=== Page text ===
***
The gross weight or Gesamtgewicht of my car is 2385kg as written in my car papers. The tires I got have load index:
- front 94V (max 670kg per tyre)
- back 96V (max 710kg per tyre)

Doing the math these tyres support up to 2760kg, and almost 400kg more than the gross car weight; which should be enough to accommodate for 4 passengers and luggage.

I called a garage and they said it wasn’t right, that I needed 98V front and 100V back. Then I called the technical branch of the strassenverkersamt and they confirmed it was OK. However, I was left wondering whether my reasoning for calculating whether it works or not was flawed e.g. if I get one flat tyre do the others have to be able to support the whole car?

Any hints appreciated.

newtoswitz 26.10.2020 18:04

Re: Car tyre load index?
 
You don't normally need to do this calculation, it should be on the tyre information label on the car (often on the driver side pillar when you open the door). Or maybe in the car manual.

I'm not sure but it probably isn't even relevant to do the calculation - the insurance will say you must follow what the manufacturer says.

Tom1234 26.10.2020 18:13

Re: Car tyre load index?
 
Quote:

Originally Posted by Mr.Maquiavelo (Post 3231587)
Hi gurus :) I got a really nice Special for winter tires for my car but after I bought them I realized that the load index was a bit lower than what I used to have before ... can I not carry my girlfriend anymore???



Any hints appreciated.

Get a new, 'lighter', girlfriend?

fatmanfilms 26.10.2020 18:39

Re: Car tyre load index?
 
Quote:

Originally Posted by Mr.Maquiavelo (Post 3231587)
Hi gurus :) I got a really nice Special for winter tires for my car but after I bought them I realized that the load index was a bit lower than what I used to have before ... can I not carry my girlfriend anymore??? :/

The gross weight or Gesamtgewicht of my car is 2385kg as written in my car papers. The tires I got have load index:
- front 94V (max 670kg per tyre)
- back 96V (max 710kg per tyre)

Doing the math these tyres support up to 2760kg, and almost 400kg more than the gross car weight; which should be enough to accommodate for 4 passengers and luggage.

I called a garage and they said it wasn’t right, that I needed 98V front and 100V back. Then I called the technical branch of the strassenverkersamt and they confirmed it was OK. However, I was left wondering whether my reasoning for calculating whether it works or not was flawed e.g. if I get one flat tyre do the others have to be able to support the whole car?

Any hints appreciated.

You will never drive on 3 so it's irrelevant, even with a burst tire the weight will go via the rims to the road.
***
=== Entries provided ===
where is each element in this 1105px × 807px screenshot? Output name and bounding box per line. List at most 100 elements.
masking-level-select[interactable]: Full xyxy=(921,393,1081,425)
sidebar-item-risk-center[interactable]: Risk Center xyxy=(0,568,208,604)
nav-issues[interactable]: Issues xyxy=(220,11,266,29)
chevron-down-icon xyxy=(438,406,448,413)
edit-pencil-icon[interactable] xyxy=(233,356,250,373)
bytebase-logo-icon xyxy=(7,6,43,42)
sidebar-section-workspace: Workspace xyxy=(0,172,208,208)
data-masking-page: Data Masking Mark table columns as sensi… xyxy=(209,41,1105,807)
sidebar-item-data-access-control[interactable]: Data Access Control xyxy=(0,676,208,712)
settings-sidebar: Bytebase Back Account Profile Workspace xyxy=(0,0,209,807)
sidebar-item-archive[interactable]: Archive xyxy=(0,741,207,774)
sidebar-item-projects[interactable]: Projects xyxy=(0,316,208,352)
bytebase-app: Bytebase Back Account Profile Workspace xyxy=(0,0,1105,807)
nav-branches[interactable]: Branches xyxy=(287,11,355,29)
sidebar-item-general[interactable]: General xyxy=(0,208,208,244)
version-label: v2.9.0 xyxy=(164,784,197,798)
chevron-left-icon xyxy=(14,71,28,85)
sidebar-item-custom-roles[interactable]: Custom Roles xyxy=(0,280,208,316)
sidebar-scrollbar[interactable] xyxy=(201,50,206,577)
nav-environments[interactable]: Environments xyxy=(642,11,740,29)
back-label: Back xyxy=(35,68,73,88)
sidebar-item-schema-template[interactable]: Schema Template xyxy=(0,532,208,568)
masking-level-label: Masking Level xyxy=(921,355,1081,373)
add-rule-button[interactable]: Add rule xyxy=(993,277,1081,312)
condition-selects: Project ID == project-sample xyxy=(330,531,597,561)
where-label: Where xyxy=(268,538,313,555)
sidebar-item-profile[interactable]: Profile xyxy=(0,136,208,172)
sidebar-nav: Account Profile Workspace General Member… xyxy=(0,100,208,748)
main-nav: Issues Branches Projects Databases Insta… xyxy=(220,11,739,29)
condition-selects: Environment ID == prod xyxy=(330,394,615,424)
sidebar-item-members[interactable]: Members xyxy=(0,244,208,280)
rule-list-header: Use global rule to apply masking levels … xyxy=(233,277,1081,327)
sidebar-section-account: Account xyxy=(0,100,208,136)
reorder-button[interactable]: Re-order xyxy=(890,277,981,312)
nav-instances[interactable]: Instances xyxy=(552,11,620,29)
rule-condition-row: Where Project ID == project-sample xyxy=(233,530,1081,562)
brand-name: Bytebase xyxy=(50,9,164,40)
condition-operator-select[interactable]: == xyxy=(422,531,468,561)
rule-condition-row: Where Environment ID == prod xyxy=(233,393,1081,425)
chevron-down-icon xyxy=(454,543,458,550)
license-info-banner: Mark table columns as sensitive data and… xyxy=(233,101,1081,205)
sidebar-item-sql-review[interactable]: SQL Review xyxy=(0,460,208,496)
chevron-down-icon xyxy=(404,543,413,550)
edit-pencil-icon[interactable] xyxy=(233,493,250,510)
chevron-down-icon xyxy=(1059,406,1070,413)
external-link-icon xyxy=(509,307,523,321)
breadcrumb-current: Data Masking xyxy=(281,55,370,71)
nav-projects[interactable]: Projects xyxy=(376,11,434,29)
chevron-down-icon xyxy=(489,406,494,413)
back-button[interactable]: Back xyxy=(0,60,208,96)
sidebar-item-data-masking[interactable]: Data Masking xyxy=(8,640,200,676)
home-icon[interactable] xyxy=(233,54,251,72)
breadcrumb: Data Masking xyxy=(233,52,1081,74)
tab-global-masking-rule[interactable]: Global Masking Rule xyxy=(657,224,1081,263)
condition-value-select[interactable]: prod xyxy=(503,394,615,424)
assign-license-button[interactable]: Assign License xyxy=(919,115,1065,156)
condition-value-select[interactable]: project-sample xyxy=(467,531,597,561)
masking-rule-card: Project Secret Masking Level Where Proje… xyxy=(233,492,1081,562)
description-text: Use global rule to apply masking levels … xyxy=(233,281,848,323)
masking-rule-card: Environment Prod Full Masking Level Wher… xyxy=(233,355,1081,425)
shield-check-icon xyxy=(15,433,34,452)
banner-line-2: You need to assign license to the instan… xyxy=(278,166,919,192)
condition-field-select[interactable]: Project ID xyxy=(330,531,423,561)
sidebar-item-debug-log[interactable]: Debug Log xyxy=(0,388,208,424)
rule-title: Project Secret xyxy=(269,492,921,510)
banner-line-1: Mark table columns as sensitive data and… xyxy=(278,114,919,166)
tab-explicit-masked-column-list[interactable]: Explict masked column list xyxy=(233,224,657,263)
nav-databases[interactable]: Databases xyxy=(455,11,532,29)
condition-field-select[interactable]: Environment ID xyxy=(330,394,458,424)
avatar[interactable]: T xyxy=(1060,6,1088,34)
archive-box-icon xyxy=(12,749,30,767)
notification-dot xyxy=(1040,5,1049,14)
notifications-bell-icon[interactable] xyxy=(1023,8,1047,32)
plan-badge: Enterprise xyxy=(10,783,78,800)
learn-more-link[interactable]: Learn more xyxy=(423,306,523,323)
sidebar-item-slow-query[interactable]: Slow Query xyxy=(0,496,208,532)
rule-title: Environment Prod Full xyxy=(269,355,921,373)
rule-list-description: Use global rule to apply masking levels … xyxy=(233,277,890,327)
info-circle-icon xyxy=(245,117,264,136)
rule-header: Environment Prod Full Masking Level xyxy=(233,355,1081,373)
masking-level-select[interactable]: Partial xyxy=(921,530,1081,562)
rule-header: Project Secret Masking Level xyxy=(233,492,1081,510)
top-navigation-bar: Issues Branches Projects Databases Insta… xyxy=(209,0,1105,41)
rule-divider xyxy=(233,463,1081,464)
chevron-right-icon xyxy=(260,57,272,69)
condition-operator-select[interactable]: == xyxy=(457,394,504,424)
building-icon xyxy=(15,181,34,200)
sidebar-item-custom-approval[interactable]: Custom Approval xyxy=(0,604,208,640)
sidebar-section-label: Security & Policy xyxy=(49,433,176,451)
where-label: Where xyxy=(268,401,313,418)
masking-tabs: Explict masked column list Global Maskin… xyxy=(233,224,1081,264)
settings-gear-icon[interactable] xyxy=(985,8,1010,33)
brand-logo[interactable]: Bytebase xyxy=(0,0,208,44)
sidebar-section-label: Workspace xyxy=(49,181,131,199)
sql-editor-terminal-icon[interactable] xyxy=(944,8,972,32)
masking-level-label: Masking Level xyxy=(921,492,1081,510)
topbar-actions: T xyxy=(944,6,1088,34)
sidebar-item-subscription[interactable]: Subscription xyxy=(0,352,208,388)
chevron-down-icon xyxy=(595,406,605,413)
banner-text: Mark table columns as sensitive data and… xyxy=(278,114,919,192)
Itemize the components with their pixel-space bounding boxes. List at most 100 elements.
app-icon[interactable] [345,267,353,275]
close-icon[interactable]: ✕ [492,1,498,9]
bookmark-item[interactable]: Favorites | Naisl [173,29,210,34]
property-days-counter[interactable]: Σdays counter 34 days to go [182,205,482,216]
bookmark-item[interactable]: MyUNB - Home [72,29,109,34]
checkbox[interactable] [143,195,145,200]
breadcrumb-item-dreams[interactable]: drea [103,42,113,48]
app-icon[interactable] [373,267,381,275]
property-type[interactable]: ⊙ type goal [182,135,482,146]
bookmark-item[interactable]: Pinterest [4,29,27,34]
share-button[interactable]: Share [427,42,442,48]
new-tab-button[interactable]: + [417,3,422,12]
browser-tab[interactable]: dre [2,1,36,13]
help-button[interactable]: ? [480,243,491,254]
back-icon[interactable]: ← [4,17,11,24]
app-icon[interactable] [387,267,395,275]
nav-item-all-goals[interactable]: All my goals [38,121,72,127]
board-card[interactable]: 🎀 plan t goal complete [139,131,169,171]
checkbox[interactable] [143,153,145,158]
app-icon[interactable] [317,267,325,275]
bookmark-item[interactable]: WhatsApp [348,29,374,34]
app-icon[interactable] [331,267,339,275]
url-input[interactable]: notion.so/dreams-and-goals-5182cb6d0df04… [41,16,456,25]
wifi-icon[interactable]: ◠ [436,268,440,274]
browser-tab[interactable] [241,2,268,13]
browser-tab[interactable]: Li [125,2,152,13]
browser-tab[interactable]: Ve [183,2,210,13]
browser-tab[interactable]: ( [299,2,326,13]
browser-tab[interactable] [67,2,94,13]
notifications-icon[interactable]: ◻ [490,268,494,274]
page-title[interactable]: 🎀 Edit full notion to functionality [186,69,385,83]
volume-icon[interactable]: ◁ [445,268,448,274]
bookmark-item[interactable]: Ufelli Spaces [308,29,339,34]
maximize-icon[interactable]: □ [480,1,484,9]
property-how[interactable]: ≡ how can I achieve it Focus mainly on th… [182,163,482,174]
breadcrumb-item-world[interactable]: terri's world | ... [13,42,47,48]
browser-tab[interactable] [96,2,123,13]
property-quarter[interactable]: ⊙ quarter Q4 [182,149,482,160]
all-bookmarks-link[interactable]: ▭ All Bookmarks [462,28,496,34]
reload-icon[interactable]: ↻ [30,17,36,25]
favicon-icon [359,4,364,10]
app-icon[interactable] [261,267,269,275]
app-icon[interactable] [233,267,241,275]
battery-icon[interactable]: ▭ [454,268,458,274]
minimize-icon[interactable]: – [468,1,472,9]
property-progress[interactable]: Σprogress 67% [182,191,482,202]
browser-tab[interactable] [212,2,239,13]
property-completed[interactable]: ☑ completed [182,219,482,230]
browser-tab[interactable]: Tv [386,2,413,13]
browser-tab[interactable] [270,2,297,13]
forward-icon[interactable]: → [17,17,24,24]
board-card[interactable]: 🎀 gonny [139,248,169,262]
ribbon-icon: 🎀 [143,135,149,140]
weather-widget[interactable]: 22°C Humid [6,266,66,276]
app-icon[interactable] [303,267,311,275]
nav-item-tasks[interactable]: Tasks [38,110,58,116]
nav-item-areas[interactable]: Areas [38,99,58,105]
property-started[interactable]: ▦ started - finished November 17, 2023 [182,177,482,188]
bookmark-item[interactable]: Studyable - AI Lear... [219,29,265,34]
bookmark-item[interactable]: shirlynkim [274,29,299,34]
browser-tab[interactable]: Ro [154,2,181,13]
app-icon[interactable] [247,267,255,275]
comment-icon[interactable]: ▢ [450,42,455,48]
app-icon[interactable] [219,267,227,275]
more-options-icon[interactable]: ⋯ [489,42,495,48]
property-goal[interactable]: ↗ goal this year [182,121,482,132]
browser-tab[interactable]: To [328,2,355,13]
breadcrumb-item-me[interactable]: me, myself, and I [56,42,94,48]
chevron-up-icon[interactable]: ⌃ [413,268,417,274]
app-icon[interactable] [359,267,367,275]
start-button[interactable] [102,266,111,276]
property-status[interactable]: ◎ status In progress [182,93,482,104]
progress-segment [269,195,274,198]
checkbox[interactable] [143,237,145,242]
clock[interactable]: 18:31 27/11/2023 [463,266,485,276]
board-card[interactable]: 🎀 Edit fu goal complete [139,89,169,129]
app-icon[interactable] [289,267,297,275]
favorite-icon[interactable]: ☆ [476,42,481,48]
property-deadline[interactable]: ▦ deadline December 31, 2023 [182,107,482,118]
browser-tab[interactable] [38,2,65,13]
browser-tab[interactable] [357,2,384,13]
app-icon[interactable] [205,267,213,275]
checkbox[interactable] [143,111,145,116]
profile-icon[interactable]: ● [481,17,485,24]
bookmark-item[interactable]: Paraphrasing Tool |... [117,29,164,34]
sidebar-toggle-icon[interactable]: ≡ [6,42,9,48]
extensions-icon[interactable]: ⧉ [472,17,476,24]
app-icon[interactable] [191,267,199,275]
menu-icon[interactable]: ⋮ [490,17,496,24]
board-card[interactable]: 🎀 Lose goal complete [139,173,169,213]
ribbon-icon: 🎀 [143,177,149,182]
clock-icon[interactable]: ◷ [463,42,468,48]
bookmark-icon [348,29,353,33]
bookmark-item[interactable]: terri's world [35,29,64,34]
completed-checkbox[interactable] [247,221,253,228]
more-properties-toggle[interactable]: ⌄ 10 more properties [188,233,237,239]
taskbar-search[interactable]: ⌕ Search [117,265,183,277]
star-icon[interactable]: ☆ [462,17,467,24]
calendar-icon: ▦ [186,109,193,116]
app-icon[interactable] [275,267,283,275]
***
=== Task list ===
1. Name every tyre load index rating mentioned in the tyre load index thread.
2. Summarize the tyre load index thread in two sentences.
3. Write the next reply in the tyre load index thread.

=== Task answers ===
1. 94V, 96V, 98V, 100V

2. A car owner whose car has a gross weight of 2385 kg bought winter tyres rated 94V at the front and 96V at the back, calculated that they support up to 2760 kg, and was told by a garage that 98V and 100V were needed but by the technical branch of the strassenverkersamt that the tyres were OK. Replies note that the required rating is normally shown on the car's tyre information label or in the manual, that insurance will expect the manufacturer's specification to be followed, and that a car never drives on three tyres, since even with a burst tyre the weight goes through the rims to the road.

3.
I assume thats the max weight including passengers & luggage, you claim car not tank.

newtoswitz 26.10.2020 18:58

Re: Car tyre load index?
 
Quote:

Originally Posted by fatmanfilms (Post 3231606)
You will never drive on 3 so it's irrelevant, even with a burst tire the weight will go via the rims to the road.
I assume thats the max weight including passengers & luggage, you claim car not tank.

Not necessarily.

https://thumbs.gfycat.com/Altruistic...Flyingfox.webp

robBob 26.10.2020 19:17

Re: Car tyre load index?
 
Don't fill the gas tank. ;)
Can also remove the rear seats to compensate for you GF.

aSwissInTheUS 26.10.2020 19:18

Re: Car tyre load index?
 
Quote:

Originally Posted by Mr.Maquiavelo (Post 3231587)
The gross weight or Gesamtgewicht of my car is 2385kg as written in my car papers. The tires I got have load index:
- front 94V (max 670kg per tyre)
- back 96V (max 710kg per tyre)

Doing the math these tyres support up to 2760kg, and almost 400kg more than the gross car weight; which should be enough to accommodate for 4 passengers and luggage.

I called a garage and they said it wasn’t right, that I needed 98V front and 100V back. Then I called the technical branch of the strassenverkersamt and they confirmed it was OK.

As you checked with the StVA/SAN, and I assumed you stated No. 18 Stammnummer or No. 24 TG-Number, it is what is stated in the cars CoC and is what the manufacturer has considered as good enough.

Quote:

Originally Posted by newtoswitz (Post 3231591)
You don't normally need to do this calculation, it should be on the tyre information label on the car (often on the driver side pillar when you open the door). Or maybe in the car manual.

Here a little exercise for you: Try to find this information for your car. Have fun if it is not US import.

The information is normally only found on the cars CoC. In EU countries it is often also mentioned on the cars registration paper. In Switzerland unfortunatly not. If you do not find you can get an extract from the Swiss type apporval database TRAGA which is available from your local garage, tire dealer or StVA/SAN. See example here: https://www.targatyre.ch/

newtoswitz 26.10.2020 19:37

Re: Car tyre load index?
 
Quote:

Originally Posted by aSwissInTheUS (Post 3231624)
Here a little exercise for you: Try to find this information for your car. Have fun if it is not US import.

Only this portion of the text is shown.